THE PROBLEM –
Copy every line of the records below word for word, leaving out the pictures.

## Start MATERIALS PROVIDED

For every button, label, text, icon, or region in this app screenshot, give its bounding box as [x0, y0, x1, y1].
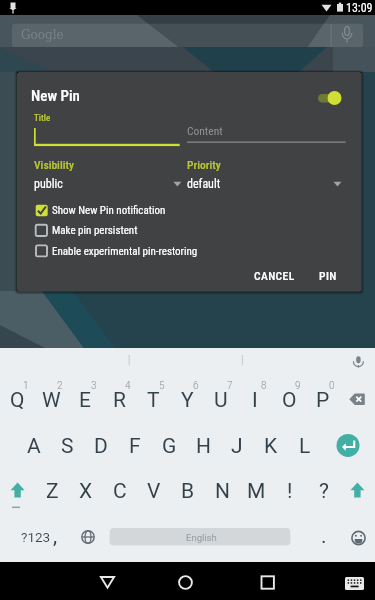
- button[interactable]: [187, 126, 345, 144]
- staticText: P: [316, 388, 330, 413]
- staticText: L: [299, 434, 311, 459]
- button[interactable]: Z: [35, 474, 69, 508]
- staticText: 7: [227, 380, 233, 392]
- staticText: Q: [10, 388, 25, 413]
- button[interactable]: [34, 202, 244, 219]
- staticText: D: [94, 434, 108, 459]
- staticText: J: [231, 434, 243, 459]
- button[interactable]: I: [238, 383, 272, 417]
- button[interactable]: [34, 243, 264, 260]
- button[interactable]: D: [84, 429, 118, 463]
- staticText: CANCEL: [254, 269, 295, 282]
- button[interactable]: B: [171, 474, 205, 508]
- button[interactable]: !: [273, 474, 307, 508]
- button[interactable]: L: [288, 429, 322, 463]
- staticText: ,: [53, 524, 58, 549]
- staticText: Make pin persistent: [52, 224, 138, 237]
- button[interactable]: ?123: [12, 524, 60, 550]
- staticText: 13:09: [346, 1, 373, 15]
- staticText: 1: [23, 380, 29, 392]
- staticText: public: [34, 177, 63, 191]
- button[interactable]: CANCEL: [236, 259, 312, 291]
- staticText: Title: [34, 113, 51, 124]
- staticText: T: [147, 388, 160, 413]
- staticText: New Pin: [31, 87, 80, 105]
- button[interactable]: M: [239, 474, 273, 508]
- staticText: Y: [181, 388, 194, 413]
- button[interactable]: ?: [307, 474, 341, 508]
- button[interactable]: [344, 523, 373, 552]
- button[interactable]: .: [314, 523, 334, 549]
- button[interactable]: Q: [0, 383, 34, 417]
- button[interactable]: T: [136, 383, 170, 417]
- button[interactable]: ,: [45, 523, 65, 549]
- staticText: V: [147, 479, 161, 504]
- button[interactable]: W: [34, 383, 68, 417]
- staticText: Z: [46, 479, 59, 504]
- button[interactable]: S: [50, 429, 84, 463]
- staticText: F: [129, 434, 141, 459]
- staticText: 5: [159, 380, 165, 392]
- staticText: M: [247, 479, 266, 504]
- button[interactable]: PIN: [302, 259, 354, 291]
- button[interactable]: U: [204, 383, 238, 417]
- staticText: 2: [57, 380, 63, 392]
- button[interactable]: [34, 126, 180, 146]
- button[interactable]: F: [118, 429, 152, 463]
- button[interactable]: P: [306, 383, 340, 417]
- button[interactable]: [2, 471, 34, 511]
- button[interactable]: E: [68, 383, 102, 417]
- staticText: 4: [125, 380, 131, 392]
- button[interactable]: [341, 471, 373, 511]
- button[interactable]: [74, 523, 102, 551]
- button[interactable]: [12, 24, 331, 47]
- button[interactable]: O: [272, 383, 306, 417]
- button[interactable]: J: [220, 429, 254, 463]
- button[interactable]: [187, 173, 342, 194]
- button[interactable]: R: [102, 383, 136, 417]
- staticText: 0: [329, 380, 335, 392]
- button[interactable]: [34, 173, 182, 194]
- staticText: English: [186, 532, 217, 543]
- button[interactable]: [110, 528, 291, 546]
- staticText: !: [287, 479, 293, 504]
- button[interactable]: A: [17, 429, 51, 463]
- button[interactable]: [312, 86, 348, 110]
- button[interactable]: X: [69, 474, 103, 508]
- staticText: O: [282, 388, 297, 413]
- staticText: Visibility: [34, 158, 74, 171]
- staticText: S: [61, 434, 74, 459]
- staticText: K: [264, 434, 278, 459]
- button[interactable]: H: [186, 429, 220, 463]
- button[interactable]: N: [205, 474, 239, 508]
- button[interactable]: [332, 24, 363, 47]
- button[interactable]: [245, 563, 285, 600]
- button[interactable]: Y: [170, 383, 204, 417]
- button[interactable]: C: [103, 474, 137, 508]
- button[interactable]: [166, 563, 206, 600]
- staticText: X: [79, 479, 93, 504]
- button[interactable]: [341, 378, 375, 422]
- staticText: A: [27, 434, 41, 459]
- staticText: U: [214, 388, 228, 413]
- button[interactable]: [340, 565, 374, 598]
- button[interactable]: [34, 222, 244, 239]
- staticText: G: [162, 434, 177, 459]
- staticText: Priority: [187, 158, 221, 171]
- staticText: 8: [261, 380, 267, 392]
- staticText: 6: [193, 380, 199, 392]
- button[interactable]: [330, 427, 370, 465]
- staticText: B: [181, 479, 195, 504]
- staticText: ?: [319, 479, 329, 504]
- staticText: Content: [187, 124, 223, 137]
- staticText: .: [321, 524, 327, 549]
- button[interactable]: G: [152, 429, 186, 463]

## End MATERIALS PROVIDED

SOLUTION TO THIS PROBLEM –
For every button, label, text, icon, or region in this app screenshot, give its bounding box as [x0, y0, x1, y1].
- button[interactable]: [187, 126, 345, 144]
- staticText: P: [316, 388, 330, 413]
- staticText: L: [299, 434, 311, 459]
- button[interactable]: Z: [35, 474, 69, 508]
- staticText: 7: [227, 380, 233, 392]
- staticText: Q: [10, 388, 25, 413]
- button[interactable]: [34, 202, 244, 219]
- staticText: D: [94, 434, 108, 459]
- staticText: J: [231, 434, 243, 459]
- button[interactable]: I: [238, 383, 272, 417]
- button[interactable]: [34, 243, 264, 260]
- button[interactable]: D: [84, 429, 118, 463]
- staticText: CANCEL: [254, 269, 295, 282]
- button[interactable]: B: [171, 474, 205, 508]
- button[interactable]: !: [273, 474, 307, 508]
- button[interactable]: L: [288, 429, 322, 463]
- staticText: ,: [53, 524, 58, 549]
- staticText: Make pin persistent: [52, 224, 138, 237]
- button[interactable]: ?123: [12, 524, 60, 550]
- staticText: 13:09: [346, 1, 373, 15]
- staticText: 1: [23, 380, 29, 392]
- staticText: public: [34, 177, 63, 191]
- button[interactable]: CANCEL: [236, 259, 312, 291]
- staticText: Title: [34, 113, 51, 124]
- staticText: T: [147, 388, 160, 413]
- staticText: New Pin: [31, 87, 80, 105]
- button[interactable]: M: [239, 474, 273, 508]
- staticText: Y: [181, 388, 194, 413]
- button[interactable]: ?: [307, 474, 341, 508]
- button[interactable]: [344, 523, 373, 552]
- button[interactable]: .: [314, 523, 334, 549]
- button[interactable]: Q: [0, 383, 34, 417]
- button[interactable]: T: [136, 383, 170, 417]
- button[interactable]: ,: [45, 523, 65, 549]
- staticText: V: [147, 479, 161, 504]
- button[interactable]: W: [34, 383, 68, 417]
- staticText: Z: [46, 479, 59, 504]
- button[interactable]: S: [50, 429, 84, 463]
- staticText: F: [129, 434, 141, 459]
- staticText: 5: [159, 380, 165, 392]
- staticText: M: [247, 479, 266, 504]
- button[interactable]: PIN: [302, 259, 354, 291]
- button[interactable]: U: [204, 383, 238, 417]
- staticText: 2: [57, 380, 63, 392]
- button[interactable]: [34, 126, 180, 146]
- button[interactable]: F: [118, 429, 152, 463]
- button[interactable]: P: [306, 383, 340, 417]
- button[interactable]: [2, 471, 34, 511]
- button[interactable]: E: [68, 383, 102, 417]
- staticText: 4: [125, 380, 131, 392]
- button[interactable]: [341, 471, 373, 511]
- button[interactable]: [74, 523, 102, 551]
- button[interactable]: [12, 24, 331, 47]
- button[interactable]: O: [272, 383, 306, 417]
- button[interactable]: J: [220, 429, 254, 463]
- button[interactable]: [187, 173, 342, 194]
- button[interactable]: R: [102, 383, 136, 417]
- staticText: 0: [329, 380, 335, 392]
- button[interactable]: [34, 173, 182, 194]
- staticText: English: [186, 532, 217, 543]
- button[interactable]: [110, 528, 291, 546]
- staticText: !: [287, 479, 293, 504]
- button[interactable]: A: [17, 429, 51, 463]
- button[interactable]: [312, 86, 348, 110]
- button[interactable]: X: [69, 474, 103, 508]
- staticText: O: [282, 388, 297, 413]
- staticText: Visibility: [34, 158, 74, 171]
- staticText: S: [61, 434, 74, 459]
- staticText: K: [264, 434, 278, 459]
- button[interactable]: H: [186, 429, 220, 463]
- button[interactable]: N: [205, 474, 239, 508]
- button[interactable]: [332, 24, 363, 47]
- button[interactable]: [245, 563, 285, 600]
- button[interactable]: Y: [170, 383, 204, 417]
- button[interactable]: C: [103, 474, 137, 508]
- button[interactable]: [166, 563, 206, 600]
- staticText: X: [79, 479, 93, 504]
- button[interactable]: [341, 378, 375, 422]
- staticText: A: [27, 434, 41, 459]
- staticText: U: [214, 388, 228, 413]
- button[interactable]: [340, 565, 374, 598]
- button[interactable]: [34, 222, 244, 239]
- staticText: G: [162, 434, 177, 459]
- staticText: Priority: [187, 158, 221, 171]
- staticText: 8: [261, 380, 267, 392]
- staticText: 6: [193, 380, 199, 392]
- button[interactable]: [330, 427, 370, 465]
- staticText: B: [181, 479, 195, 504]
- staticText: ?: [319, 479, 329, 504]
- staticText: Content: [187, 124, 223, 137]
- staticText: .: [321, 524, 327, 549]
- button[interactable]: G: [152, 429, 186, 463]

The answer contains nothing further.